--- begin Data for this exercise ---
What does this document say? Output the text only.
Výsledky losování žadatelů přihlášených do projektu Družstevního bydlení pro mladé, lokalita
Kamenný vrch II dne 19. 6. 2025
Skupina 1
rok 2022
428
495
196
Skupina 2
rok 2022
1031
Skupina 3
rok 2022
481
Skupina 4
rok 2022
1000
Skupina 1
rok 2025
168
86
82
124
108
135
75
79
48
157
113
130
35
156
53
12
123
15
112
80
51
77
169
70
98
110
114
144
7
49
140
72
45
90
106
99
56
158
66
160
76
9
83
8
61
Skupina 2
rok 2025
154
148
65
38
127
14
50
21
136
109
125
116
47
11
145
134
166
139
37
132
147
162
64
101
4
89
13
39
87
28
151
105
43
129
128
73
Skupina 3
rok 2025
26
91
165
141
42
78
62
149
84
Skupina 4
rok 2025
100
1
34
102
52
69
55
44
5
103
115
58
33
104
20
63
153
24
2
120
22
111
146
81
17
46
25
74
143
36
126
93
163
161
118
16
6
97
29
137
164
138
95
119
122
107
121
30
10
--- end Data for this exercise ---
#### What you have to do:
Copy out the whole listing exactly.

#### Solution to this exercise:
What does this document say? Output the text only.
Výsledky losování žadatelů přihlášených do projektu Družstevního bydlení pro mladé, lokalita
Kamenný vrch II dne 19. 6. 2025
Skupina 1
rok 2022
428
495
196
Skupina 2
rok 2022
1031
Skupina 3
rok 2022
481
Skupina 4
rok 2022
1000
Skupina 1
rok 2025
168
86
82
124
108
135
75
79
48
157
113
130
35
156
53
12
123
15
112
80
51
77
169
70
98
110
114
144
7
49
140
72
45
90
106
99
56
158
66
160
76
9
83
8
61
Skupina 2
rok 2025
154
148
65
38
127
14
50
21
136
109
125
116
47
11
145
134
166
139
37
132
147
162
64
101
4
89
13
39
87
28
151
105
43
129
128
73
Skupina 3
rok 2025
26
91
165
141
42
78
62
149
84
Skupina 4
rok 2025
100
1
34
102
52
69
55
44
5
103
115
58
33
104
20
63
153
24
2
120
22
111
146
81
17
46
25
74
143
36
126
93
163
161
118
16
6
97
29
137
164
138
95
119
122
107
121
30
10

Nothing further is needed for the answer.